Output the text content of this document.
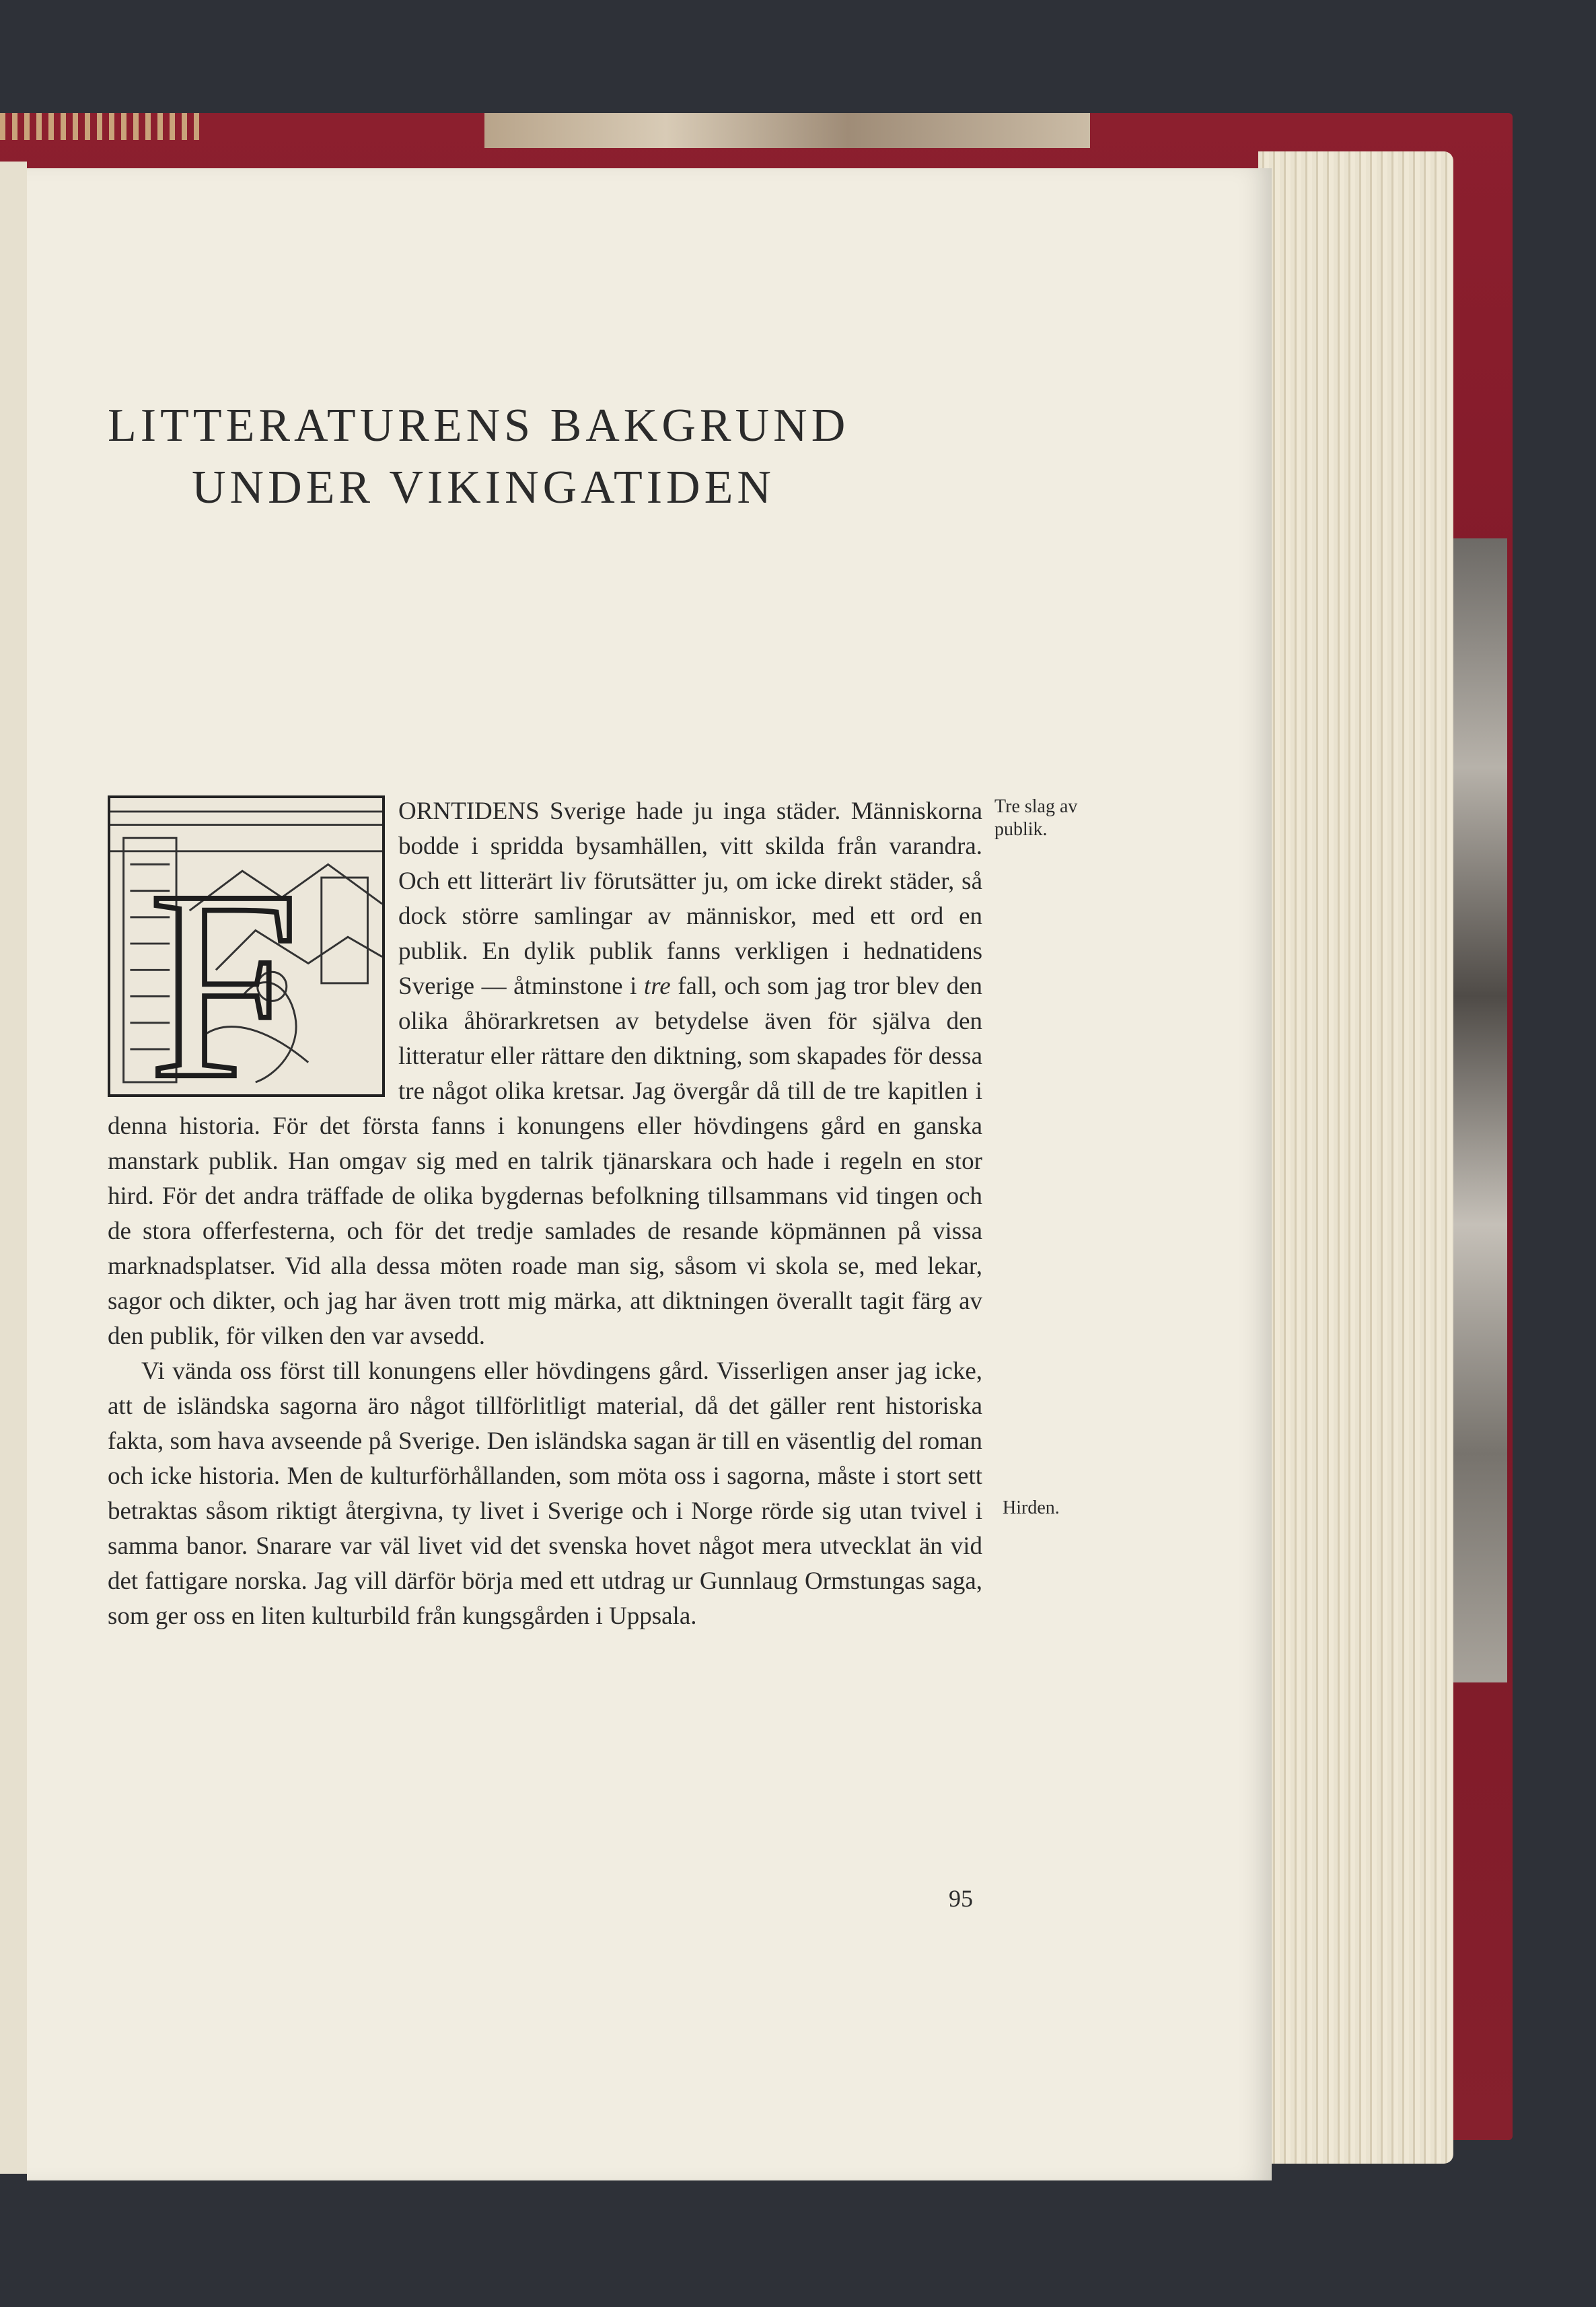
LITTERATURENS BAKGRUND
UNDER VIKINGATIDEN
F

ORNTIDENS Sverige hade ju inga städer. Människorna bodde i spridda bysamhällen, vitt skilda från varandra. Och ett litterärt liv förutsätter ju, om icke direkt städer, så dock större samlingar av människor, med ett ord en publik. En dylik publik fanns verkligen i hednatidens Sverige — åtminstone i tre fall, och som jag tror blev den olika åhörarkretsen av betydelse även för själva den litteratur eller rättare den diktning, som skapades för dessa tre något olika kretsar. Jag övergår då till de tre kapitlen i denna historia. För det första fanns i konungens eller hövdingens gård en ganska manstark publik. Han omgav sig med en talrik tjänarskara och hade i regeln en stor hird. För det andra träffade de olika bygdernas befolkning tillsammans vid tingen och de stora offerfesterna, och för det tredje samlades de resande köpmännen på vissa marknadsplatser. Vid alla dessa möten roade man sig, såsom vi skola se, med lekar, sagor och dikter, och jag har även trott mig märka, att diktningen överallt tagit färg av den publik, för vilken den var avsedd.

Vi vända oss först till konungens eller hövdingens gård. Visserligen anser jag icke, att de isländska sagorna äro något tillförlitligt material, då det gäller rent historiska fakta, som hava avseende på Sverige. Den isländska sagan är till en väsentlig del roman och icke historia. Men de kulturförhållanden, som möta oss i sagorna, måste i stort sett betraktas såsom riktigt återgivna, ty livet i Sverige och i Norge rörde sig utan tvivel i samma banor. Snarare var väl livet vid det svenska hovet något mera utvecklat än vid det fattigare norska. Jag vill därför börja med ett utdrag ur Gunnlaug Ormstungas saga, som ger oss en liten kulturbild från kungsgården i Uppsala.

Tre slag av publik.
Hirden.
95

============

## [Problem to work on]
Return the entries unchanged, save for the pictures, which do not belong in the copy.

## [Answer for the task]
Output the text content of this document.
LITTERATURENS BAKGRUND
UNDER VIKINGATIDEN
F

ORNTIDENS Sverige hade ju inga städer. Människorna bodde i spridda bysamhällen, vitt skilda från varandra. Och ett litterärt liv förutsätter ju, om icke direkt städer, så dock större samlingar av människor, med ett ord en publik. En dylik publik fanns verkligen i hednatidens Sverige — åtminstone i tre fall, och som jag tror blev den olika åhörarkretsen av betydelse även för själva den litteratur eller rättare den diktning, som skapades för dessa tre något olika kretsar. Jag övergår då till de tre kapitlen i denna historia. För det första fanns i konungens eller hövdingens gård en ganska manstark publik. Han omgav sig med en talrik tjänarskara och hade i regeln en stor hird. För det andra träffade de olika bygdernas befolkning tillsammans vid tingen och de stora offerfesterna, och för det tredje samlades de resande köpmännen på vissa marknadsplatser. Vid alla dessa möten roade man sig, såsom vi skola se, med lekar, sagor och dikter, och jag har även trott mig märka, att diktningen överallt tagit färg av den publik, för vilken den var avsedd.

Vi vända oss först till konungens eller hövdingens gård. Visserligen anser jag icke, att de isländska sagorna äro något tillförlitligt material, då det gäller rent historiska fakta, som hava avseende på Sverige. Den isländska sagan är till en väsentlig del roman och icke historia. Men de kulturförhållanden, som möta oss i sagorna, måste i stort sett betraktas såsom riktigt återgivna, ty livet i Sverige och i Norge rörde sig utan tvivel i samma banor. Snarare var väl livet vid det svenska hovet något mera utvecklat än vid det fattigare norska. Jag vill därför börja med ett utdrag ur Gunnlaug Ormstungas saga, som ger oss en liten kulturbild från kungsgården i Uppsala.

Tre slag av publik.
Hirden.
95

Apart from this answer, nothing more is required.